Directions ->
Read the lines below and count those that have the word "bottom". Respond with the number only.

── Excerpted data ──

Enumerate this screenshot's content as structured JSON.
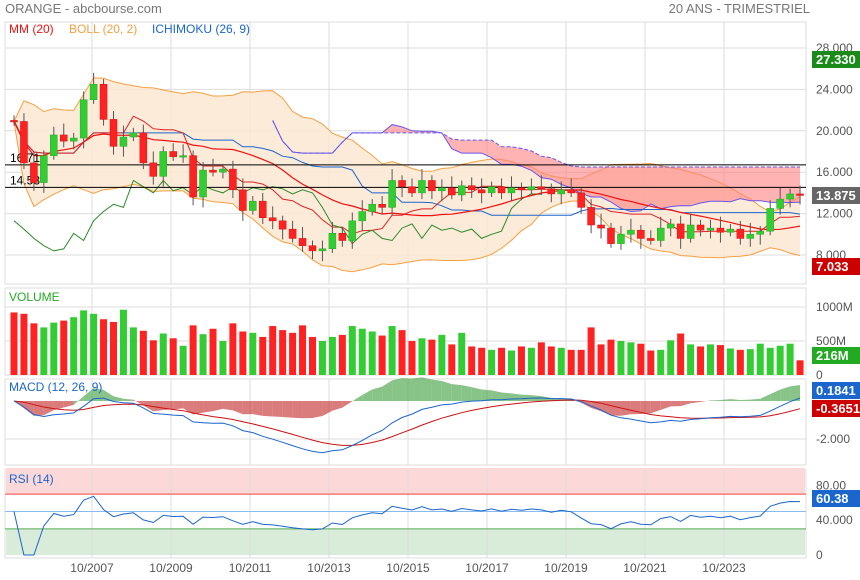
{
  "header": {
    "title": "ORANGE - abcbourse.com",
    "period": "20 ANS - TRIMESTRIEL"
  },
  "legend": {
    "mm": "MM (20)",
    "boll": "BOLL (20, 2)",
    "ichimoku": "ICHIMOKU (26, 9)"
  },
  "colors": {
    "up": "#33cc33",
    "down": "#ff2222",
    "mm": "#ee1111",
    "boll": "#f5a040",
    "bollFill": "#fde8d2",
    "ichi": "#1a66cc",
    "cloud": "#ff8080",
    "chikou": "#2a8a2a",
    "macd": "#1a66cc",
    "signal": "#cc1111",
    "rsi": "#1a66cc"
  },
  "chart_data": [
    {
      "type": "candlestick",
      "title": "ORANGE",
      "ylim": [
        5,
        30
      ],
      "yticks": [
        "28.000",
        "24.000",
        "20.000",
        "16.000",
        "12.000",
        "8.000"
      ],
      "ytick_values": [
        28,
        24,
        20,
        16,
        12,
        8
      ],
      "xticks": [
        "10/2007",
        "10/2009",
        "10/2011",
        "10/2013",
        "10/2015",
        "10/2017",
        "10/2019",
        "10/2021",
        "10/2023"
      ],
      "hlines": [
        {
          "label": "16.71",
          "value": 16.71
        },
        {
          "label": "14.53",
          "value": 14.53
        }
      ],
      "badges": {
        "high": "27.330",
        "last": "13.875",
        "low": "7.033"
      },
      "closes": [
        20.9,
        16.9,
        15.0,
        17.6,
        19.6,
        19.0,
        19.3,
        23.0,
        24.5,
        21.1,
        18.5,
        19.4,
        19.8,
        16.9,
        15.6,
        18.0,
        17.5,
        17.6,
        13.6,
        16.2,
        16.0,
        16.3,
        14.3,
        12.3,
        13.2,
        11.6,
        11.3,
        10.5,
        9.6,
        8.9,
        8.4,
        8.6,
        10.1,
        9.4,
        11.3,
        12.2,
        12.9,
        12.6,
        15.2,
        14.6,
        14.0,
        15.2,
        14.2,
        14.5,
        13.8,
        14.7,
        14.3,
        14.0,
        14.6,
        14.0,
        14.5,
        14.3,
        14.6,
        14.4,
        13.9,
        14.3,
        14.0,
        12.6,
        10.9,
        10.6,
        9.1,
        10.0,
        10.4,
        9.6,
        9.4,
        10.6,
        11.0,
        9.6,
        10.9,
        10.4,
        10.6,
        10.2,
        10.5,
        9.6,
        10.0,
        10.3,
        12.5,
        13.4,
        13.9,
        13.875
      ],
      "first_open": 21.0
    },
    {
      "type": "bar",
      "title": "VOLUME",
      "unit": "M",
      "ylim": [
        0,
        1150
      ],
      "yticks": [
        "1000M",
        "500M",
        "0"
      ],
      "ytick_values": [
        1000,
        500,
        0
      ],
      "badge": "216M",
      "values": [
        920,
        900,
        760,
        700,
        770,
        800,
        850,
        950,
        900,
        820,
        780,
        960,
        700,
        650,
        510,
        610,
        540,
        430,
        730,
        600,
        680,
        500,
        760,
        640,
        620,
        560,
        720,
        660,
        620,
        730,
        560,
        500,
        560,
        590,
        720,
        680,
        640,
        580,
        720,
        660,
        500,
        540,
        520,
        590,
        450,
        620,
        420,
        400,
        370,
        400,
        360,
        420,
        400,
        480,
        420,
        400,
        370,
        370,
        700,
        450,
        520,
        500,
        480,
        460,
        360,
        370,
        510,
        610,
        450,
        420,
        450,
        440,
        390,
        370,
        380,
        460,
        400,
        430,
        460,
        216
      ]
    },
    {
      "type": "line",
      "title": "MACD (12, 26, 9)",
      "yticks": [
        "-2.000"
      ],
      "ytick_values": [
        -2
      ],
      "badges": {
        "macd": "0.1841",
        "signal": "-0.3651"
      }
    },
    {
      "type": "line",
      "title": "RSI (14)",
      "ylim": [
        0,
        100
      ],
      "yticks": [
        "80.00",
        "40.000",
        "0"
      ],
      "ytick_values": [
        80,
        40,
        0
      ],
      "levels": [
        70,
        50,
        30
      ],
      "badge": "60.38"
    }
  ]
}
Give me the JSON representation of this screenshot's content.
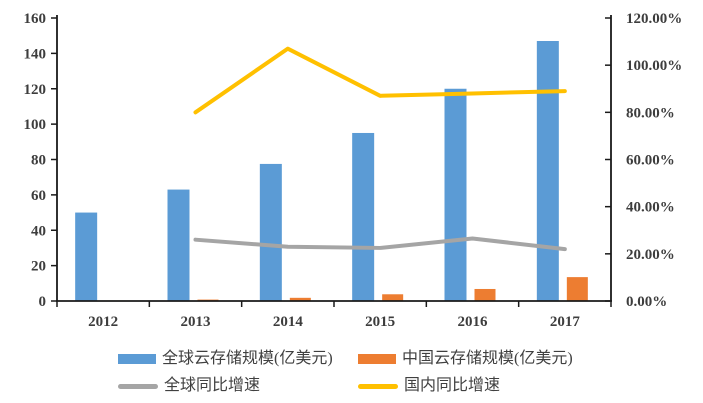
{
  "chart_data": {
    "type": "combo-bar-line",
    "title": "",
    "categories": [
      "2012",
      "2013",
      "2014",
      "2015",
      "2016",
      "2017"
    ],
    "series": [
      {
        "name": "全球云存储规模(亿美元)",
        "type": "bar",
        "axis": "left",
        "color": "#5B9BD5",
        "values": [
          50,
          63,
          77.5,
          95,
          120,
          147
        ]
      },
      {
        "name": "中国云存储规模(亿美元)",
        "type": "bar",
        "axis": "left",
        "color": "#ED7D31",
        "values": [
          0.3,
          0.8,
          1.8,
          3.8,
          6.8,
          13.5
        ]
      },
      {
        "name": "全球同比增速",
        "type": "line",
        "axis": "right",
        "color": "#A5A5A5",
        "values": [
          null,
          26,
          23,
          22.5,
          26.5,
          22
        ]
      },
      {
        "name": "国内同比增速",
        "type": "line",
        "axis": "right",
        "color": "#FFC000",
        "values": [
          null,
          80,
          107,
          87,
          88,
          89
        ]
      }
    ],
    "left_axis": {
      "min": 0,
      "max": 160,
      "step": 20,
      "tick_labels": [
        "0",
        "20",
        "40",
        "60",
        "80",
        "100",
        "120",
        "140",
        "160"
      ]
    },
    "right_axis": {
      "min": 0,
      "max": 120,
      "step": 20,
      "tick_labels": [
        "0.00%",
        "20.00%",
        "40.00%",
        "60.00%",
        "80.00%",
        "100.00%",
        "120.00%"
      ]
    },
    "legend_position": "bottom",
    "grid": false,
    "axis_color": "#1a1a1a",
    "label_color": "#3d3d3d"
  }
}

───
── Excerpted data ──

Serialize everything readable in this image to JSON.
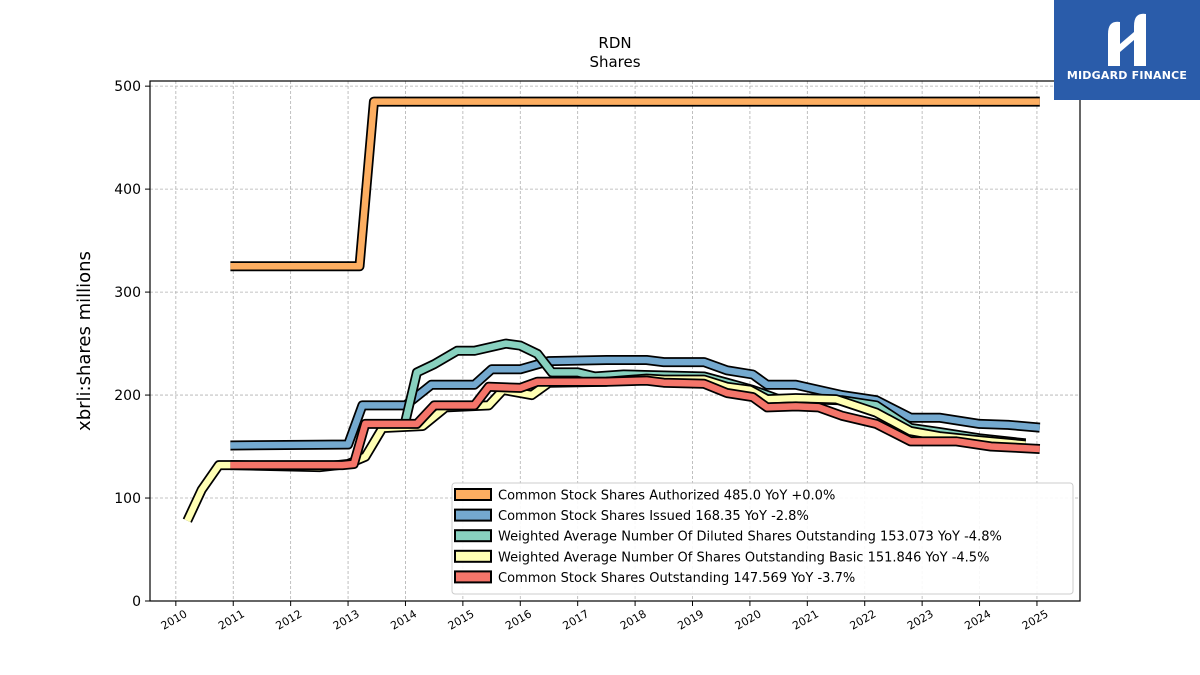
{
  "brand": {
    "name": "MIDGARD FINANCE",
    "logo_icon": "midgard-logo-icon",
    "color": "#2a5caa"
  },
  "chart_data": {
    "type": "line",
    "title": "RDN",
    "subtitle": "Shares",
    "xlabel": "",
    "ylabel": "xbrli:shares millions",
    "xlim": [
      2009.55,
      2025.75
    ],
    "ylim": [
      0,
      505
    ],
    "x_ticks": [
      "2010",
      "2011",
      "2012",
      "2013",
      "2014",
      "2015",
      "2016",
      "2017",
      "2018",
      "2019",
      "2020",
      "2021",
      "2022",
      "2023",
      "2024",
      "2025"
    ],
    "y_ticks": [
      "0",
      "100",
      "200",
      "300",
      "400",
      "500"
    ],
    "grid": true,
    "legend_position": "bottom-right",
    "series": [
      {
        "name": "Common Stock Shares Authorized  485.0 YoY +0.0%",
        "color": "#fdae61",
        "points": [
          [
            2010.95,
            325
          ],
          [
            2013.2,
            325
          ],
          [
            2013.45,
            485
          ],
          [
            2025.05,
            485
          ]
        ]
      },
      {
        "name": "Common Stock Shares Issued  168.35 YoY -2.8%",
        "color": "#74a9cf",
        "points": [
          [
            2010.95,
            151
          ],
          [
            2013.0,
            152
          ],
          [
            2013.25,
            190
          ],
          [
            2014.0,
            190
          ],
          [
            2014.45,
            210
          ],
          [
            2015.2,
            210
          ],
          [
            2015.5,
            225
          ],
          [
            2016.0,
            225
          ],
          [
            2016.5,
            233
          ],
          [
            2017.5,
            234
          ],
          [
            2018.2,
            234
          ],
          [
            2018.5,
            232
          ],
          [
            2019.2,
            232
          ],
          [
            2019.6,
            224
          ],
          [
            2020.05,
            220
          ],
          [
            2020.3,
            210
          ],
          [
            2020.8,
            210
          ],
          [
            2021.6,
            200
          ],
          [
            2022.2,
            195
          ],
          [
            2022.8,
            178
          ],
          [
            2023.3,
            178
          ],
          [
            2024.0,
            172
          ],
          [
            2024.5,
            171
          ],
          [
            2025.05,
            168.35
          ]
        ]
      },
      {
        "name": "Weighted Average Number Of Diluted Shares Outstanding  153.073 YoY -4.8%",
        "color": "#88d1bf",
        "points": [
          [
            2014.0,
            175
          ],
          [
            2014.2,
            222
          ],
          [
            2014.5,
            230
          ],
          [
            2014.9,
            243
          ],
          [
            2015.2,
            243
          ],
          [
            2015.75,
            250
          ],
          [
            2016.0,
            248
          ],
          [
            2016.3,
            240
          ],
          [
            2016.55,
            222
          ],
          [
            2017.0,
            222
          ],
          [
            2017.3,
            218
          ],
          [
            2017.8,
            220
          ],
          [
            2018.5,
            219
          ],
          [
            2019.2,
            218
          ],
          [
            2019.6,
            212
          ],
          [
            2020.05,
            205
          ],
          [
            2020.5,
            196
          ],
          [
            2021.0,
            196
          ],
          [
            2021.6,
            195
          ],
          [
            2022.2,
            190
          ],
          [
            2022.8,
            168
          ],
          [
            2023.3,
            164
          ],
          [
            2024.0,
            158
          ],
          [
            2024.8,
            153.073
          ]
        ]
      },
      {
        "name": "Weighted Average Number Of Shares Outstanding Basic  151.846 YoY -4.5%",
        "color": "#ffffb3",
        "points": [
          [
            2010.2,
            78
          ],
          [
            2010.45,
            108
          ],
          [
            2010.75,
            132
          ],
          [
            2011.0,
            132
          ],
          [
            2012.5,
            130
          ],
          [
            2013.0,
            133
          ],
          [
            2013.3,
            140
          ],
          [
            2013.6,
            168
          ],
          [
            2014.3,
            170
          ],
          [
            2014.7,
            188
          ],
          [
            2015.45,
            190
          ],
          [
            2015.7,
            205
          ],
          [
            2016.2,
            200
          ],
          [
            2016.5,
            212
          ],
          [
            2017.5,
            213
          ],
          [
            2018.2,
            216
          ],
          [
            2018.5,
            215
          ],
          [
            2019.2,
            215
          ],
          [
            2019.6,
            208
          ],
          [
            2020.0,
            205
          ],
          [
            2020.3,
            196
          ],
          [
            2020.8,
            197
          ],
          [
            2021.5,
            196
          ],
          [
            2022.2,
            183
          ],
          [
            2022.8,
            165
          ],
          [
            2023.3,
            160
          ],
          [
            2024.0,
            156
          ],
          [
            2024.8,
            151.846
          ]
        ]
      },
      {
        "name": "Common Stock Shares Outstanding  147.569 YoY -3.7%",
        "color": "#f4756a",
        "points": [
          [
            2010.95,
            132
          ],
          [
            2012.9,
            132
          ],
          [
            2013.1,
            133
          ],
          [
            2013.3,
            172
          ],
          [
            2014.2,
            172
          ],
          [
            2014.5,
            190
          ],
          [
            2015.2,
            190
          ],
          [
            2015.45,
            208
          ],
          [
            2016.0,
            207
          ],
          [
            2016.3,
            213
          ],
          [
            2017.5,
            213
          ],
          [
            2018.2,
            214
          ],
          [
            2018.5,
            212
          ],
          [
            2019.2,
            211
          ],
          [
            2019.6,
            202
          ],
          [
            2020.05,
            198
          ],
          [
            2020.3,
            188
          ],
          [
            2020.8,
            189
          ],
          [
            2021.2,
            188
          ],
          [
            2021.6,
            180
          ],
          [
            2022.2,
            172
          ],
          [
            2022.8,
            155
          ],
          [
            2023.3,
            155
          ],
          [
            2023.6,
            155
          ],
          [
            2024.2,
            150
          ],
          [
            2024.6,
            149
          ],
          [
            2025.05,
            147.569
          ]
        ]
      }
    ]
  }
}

───

Reply to the task ->
2